What you should do
Write every record out again exactly, and keep images out of it.

Exercise data
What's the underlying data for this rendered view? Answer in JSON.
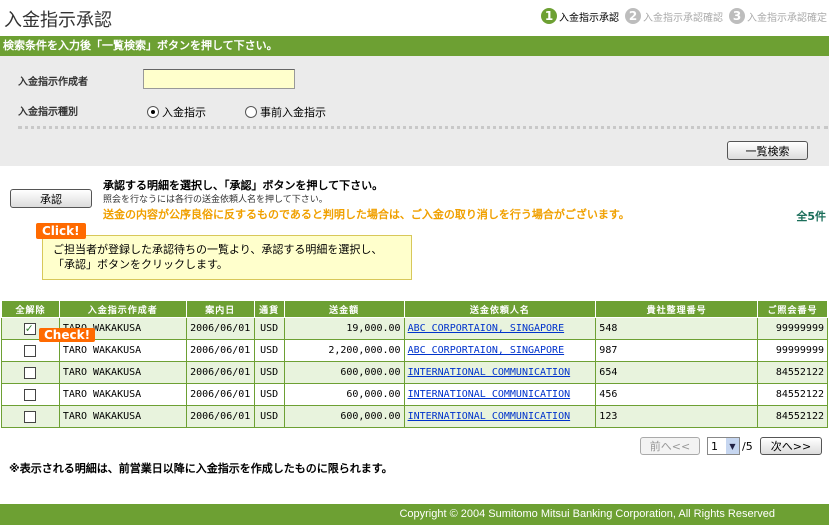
{
  "header": {
    "title": "入金指示承認",
    "steps": [
      {
        "num": "1",
        "label": "入金指示承認"
      },
      {
        "num": "2",
        "label": "入金指示承認確認"
      },
      {
        "num": "3",
        "label": "入金指示承認確定"
      }
    ]
  },
  "search": {
    "bar_text": "検索条件を入力後「一覧検索」ボタンを押して下さい。",
    "creator_label": "入金指示作成者",
    "creator_value": "",
    "type_label": "入金指示種別",
    "type_options": [
      "入金指示",
      "事前入金指示"
    ],
    "selected_type": "入金指示",
    "search_button": "一覧検索"
  },
  "approval": {
    "approve_button": "承認",
    "instruction": "承認する明細を選択し、「承認」ボタンを押して下さい。",
    "sub_instruction": "照会を行なうには各行の送金依頼人名を押して下さい。",
    "warning": "送金の内容が公序良俗に反するものであると判明した場合は、ご入金の取り消しを行う場合がございます。",
    "total": "全5件",
    "click_tag": "Click!",
    "callout_line1": "ご担当者が登録した承認待ちの一覧より、承認する明細を選択し、",
    "callout_line2": "「承認」ボタンをクリックします。",
    "check_tag": "Check!"
  },
  "table": {
    "headers": [
      "全解除",
      "入金指示作成者",
      "案内日",
      "通貨",
      "送金額",
      "送金依頼人名",
      "貴社整理番号",
      "ご照会番号"
    ],
    "rows": [
      {
        "checked": true,
        "creator": "TARO WAKAKUSA",
        "date": "2006/06/01",
        "currency": "USD",
        "amount": "19,000.00",
        "remitter": "ABC CORPORTAION, SINGAPORE",
        "ref": "548",
        "inquiry": "99999999"
      },
      {
        "checked": false,
        "creator": "TARO WAKAKUSA",
        "date": "2006/06/01",
        "currency": "USD",
        "amount": "2,200,000.00",
        "remitter": "ABC CORPORTAION, SINGAPORE",
        "ref": "987",
        "inquiry": "99999999"
      },
      {
        "checked": false,
        "creator": "TARO WAKAKUSA",
        "date": "2006/06/01",
        "currency": "USD",
        "amount": "600,000.00",
        "remitter": "INTERNATIONAL COMMUNICATION",
        "ref": "654",
        "inquiry": "84552122"
      },
      {
        "checked": false,
        "creator": "TARO WAKAKUSA",
        "date": "2006/06/01",
        "currency": "USD",
        "amount": "60,000.00",
        "remitter": "INTERNATIONAL COMMUNICATION",
        "ref": "456",
        "inquiry": "84552122"
      },
      {
        "checked": false,
        "creator": "TARO WAKAKUSA",
        "date": "2006/06/01",
        "currency": "USD",
        "amount": "600,000.00",
        "remitter": "INTERNATIONAL COMMUNICATION",
        "ref": "123",
        "inquiry": "84552122"
      }
    ]
  },
  "pager": {
    "prev_label": "前へ<<",
    "current_page": "1",
    "total_pages": "/5",
    "next_label": "次へ>>"
  },
  "note": "※表示される明細は、前営業日以降に入金指示を作成したものに限られます。",
  "footer": {
    "copyright": "Copyright © 2004 Sumitomo Mitsui Banking Corporation, All Rights Reserved"
  },
  "colors": {
    "brand_green": "#6da033",
    "accent_orange": "#ff6a00",
    "warning_text": "#f0a000"
  }
}
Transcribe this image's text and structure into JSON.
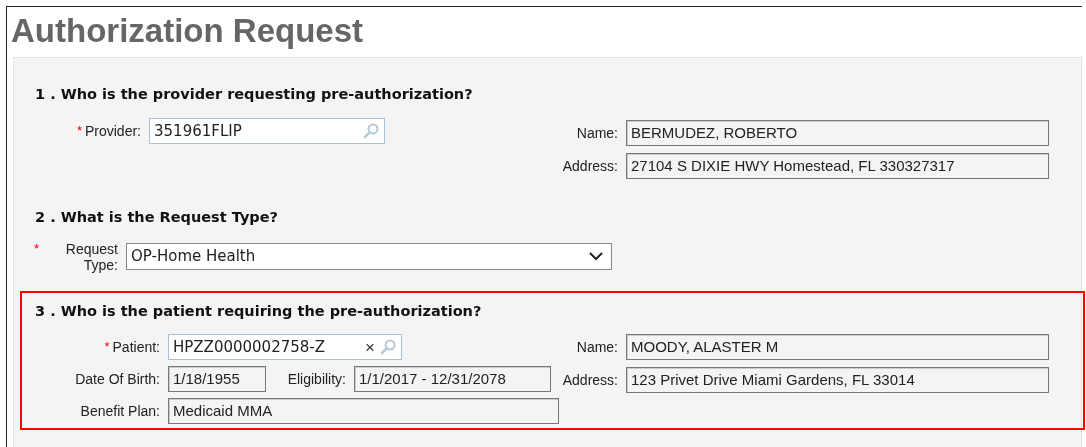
{
  "title": "Authorization Request",
  "sections": [
    {
      "heading": "1 . Who is the provider requesting pre-authorization?",
      "highlighted": false,
      "left": [
        [
          {
            "kind": "lookup",
            "label": "Provider:",
            "required_mark": "*",
            "value": "351961FLIP"
          }
        ]
      ],
      "right": [
        {
          "kind": "readonly",
          "label": "Name:",
          "value": "BERMUDEZ, ROBERTO"
        },
        {
          "kind": "readonly",
          "label": "Address:",
          "value": "27104 S DIXIE HWY Homestead, FL 330327317"
        }
      ]
    },
    {
      "heading": "2 . What is the Request Type?",
      "highlighted": false,
      "left": [
        [
          {
            "kind": "select",
            "label": "Request Type:",
            "required_mark": "*",
            "value": "OP-Home Health"
          }
        ]
      ]
    },
    {
      "heading": "3 . Who is the patient requiring the pre-authorization?",
      "highlighted": true,
      "left": [
        [
          {
            "kind": "lookup",
            "label": "Patient:",
            "required_mark": "*",
            "value": "HPZZ0000002758-Z",
            "clear": "×"
          }
        ],
        [
          {
            "kind": "readonly",
            "label": "Date Of Birth:",
            "value": "1/18/1955"
          },
          {
            "kind": "readonly",
            "label": "Eligibility:",
            "value": "1/1/2017 - 12/31/2078"
          }
        ],
        [
          {
            "kind": "readonly",
            "label": "Benefit Plan:",
            "value": "Medicaid MMA"
          }
        ]
      ],
      "right": [
        {
          "kind": "readonly",
          "label": "Name:",
          "value": "MOODY, ALASTER M"
        },
        {
          "kind": "readonly",
          "label": "Address:",
          "value": "123 Privet Drive Miami Gardens, FL 33014"
        }
      ]
    }
  ]
}
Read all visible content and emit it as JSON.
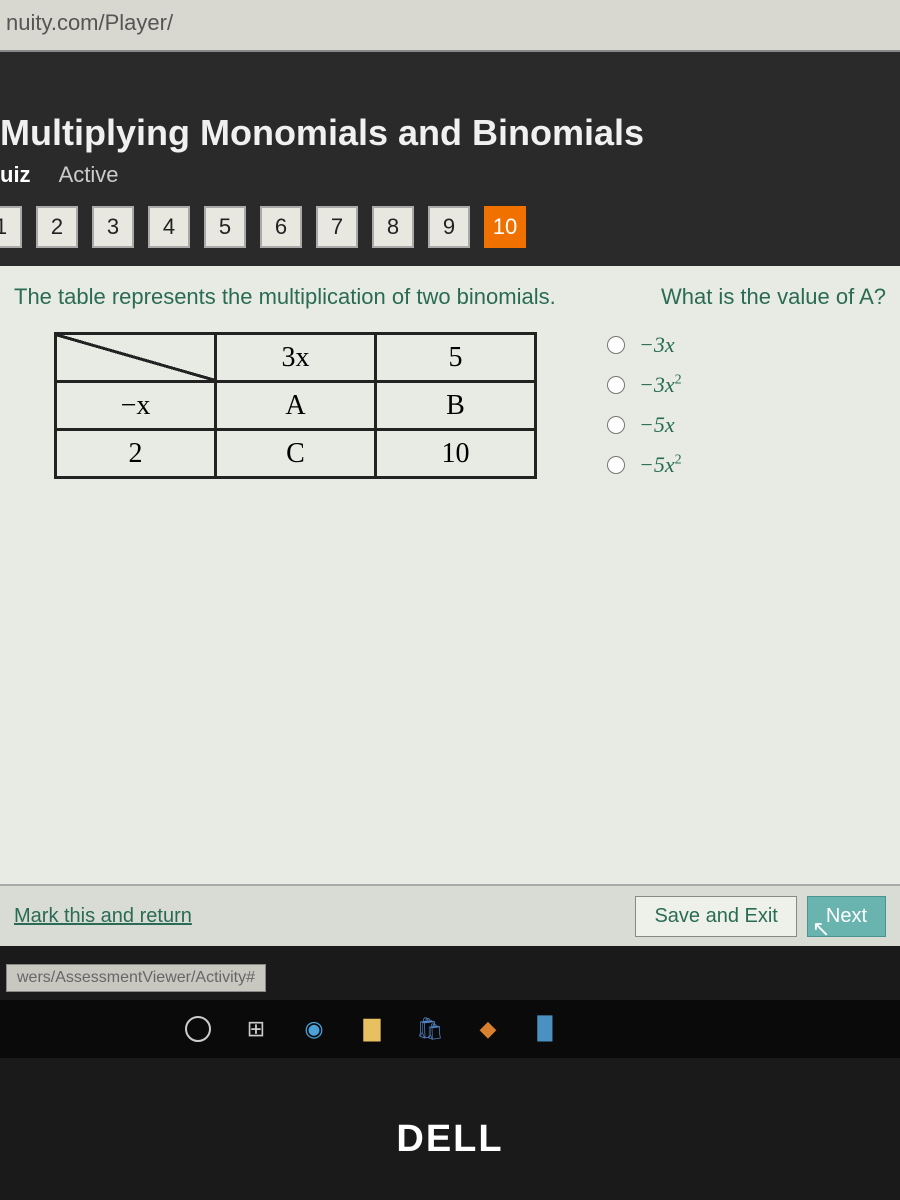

Output of the exercise
What's the underlying data for this rendered view? Answer in JSON.
{
  "header": {
    "title": "入金指示承認",
    "steps": [
      {
        "num": "1",
        "label": "入金指示承認"
      },
      {
        "num": "2",
        "label": "入金指示承認確認"
      },
      {
        "num": "3",
        "label": "入金指示承認確定"
      }
    ]
  },
  "search": {
    "bar_text": "検索条件を入力後「一覧検索」ボタンを押して下さい。",
    "creator_label": "入金指示作成者",
    "creator_value": "",
    "type_label": "入金指示種別",
    "type_options": [
      "入金指示",
      "事前入金指示"
    ],
    "selected_type": "入金指示",
    "search_button": "一覧検索"
  },
  "approval": {
    "approve_button": "承認",
    "instruction": "承認する明細を選択し、「承認」ボタンを押して下さい。",
    "sub_instruction": "照会を行なうには各行の送金依頼人名を押して下さい。",
    "warning": "送金の内容が公序良俗に反するものであると判明した場合は、ご入金の取り消しを行う場合がございます。",
    "total": "全5件",
    "click_tag": "Click!",
    "callout_line1": "ご担当者が登録した承認待ちの一覧より、承認する明細を選択し、",
    "callout_line2": "「承認」ボタンをクリックします。",
    "check_tag": "Check!"
  },
  "table": {
    "headers": [
      "全解除",
      "入金指示作成者",
      "案内日",
      "通貨",
      "送金額",
      "送金依頼人名",
      "貴社整理番号",
      "ご照会番号"
    ],
    "rows": [
      {
        "checked": true,
        "creator": "TARO WAKAKUSA",
        "date": "2006/06/01",
        "currency": "USD",
        "amount": "19,000.00",
        "remitter": "ABC CORPORTAION, SINGAPORE",
        "ref": "548",
        "inquiry": "99999999"
      },
      {
        "checked": false,
        "creator": "TARO WAKAKUSA",
        "date": "2006/06/01",
        "currency": "USD",
        "amount": "2,200,000.00",
        "remitter": "ABC CORPORTAION, SINGAPORE",
        "ref": "987",
        "inquiry": "99999999"
      },
      {
        "checked": false,
        "creator": "TARO WAKAKUSA",
        "date": "2006/06/01",
        "currency": "USD",
        "amount": "600,000.00",
        "remitter": "INTERNATIONAL COMMUNICATION",
        "ref": "654",
        "inquiry": "84552122"
      },
      {
        "checked": false,
        "creator": "TARO WAKAKUSA",
        "date": "2006/06/01",
        "currency": "USD",
        "amount": "60,000.00",
        "remitter": "INTERNATIONAL COMMUNICATION",
        "ref": "456",
        "inquiry": "84552122"
      },
      {
        "checked": false,
        "creator": "TARO WAKAKUSA",
        "date": "2006/06/01",
        "currency": "USD",
        "amount": "600,000.00",
        "remitter": "INTERNATIONAL COMMUNICATION",
        "ref": "123",
        "inquiry": "84552122"
      }
    ]
  },
  "pager": {
    "prev_label": "前へ<<",
    "current_page": "1",
    "total_pages": "/5",
    "next_label": "次へ>>"
  },
  "note": "※表示される明細は、前営業日以降に入金指示を作成したものに限られます。",
  "footer": {
    "copyright": "Copyright © 2004 Sumitomo Mitsui Banking Corporation, All Rights Reserved"
  },
  "colors": {
    "brand_green": "#6da033",
    "accent_orange": "#ff6a00",
    "warning_text": "#f0a000"
  }
}
Transcribe this image's text and structure into JSON.
{
  "title": "Authorization Request",
  "sections": [
    {
      "heading": "1 . Who is the provider requesting pre-authorization?",
      "highlighted": false,
      "left": [
        [
          {
            "kind": "lookup",
            "label": "Provider:",
            "required_mark": "*",
            "value": "351961FLIP"
          }
        ]
      ],
      "right": [
        {
          "kind": "readonly",
          "label": "Name:",
          "value": "BERMUDEZ, ROBERTO"
        },
        {
          "kind": "readonly",
          "label": "Address:",
          "value": "27104 S DIXIE HWY Homestead, FL 330327317"
        }
      ]
    },
    {
      "heading": "2 . What is the Request Type?",
      "highlighted": false,
      "left": [
        [
          {
            "kind": "select",
            "label": "Request Type:",
            "required_mark": "*",
            "value": "OP-Home Health"
          }
        ]
      ]
    },
    {
      "heading": "3 . Who is the patient requiring the pre-authorization?",
      "highlighted": true,
      "left": [
        [
          {
            "kind": "lookup",
            "label": "Patient:",
            "required_mark": "*",
            "value": "HPZZ0000002758-Z",
            "clear": "×"
          }
        ],
        [
          {
            "kind": "readonly",
            "label": "Date Of Birth:",
            "value": "1/18/1955"
          },
          {
            "kind": "readonly",
            "label": "Eligibility:",
            "value": "1/1/2017 - 12/31/2078"
          }
        ],
        [
          {
            "kind": "readonly",
            "label": "Benefit Plan:",
            "value": "Medicaid MMA"
          }
        ]
      ],
      "right": [
        {
          "kind": "readonly",
          "label": "Name:",
          "value": "MOODY, ALASTER M"
        },
        {
          "kind": "readonly",
          "label": "Address:",
          "value": "123 Privet Drive Miami Gardens, FL 33014"
        }
      ]
    }
  ]
}
Read all visible content and emit it as JSON.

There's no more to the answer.